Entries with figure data
+ + + + +
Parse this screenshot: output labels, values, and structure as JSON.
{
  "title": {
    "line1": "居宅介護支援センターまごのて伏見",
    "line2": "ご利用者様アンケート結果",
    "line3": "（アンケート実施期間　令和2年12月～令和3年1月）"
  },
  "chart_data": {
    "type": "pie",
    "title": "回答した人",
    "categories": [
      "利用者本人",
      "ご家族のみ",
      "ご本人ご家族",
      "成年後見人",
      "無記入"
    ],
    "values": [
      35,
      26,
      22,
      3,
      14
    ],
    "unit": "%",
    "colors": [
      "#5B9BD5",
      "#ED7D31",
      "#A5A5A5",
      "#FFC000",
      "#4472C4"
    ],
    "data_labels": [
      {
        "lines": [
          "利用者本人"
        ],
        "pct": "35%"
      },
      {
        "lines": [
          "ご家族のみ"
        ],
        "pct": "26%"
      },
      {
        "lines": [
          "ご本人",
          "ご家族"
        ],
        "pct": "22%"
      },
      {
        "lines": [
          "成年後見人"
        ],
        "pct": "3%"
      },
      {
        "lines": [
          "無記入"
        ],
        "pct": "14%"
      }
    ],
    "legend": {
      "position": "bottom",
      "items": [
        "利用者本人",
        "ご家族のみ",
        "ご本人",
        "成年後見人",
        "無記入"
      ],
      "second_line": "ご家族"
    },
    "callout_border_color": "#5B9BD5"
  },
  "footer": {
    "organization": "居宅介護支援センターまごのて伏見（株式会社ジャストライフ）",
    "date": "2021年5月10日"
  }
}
+ + + + +
PROBLEM STATEMENT ▸
Give every line of the material that includes the string "居宅介護支援センターまごのて伏見".

ANSWER TO THE PROBLEM ▸
    "line1": "居宅介護支援センターまごのて伏見",
    "organization": "居宅介護支援センターまごのて伏見（株式会社ジャストライフ）",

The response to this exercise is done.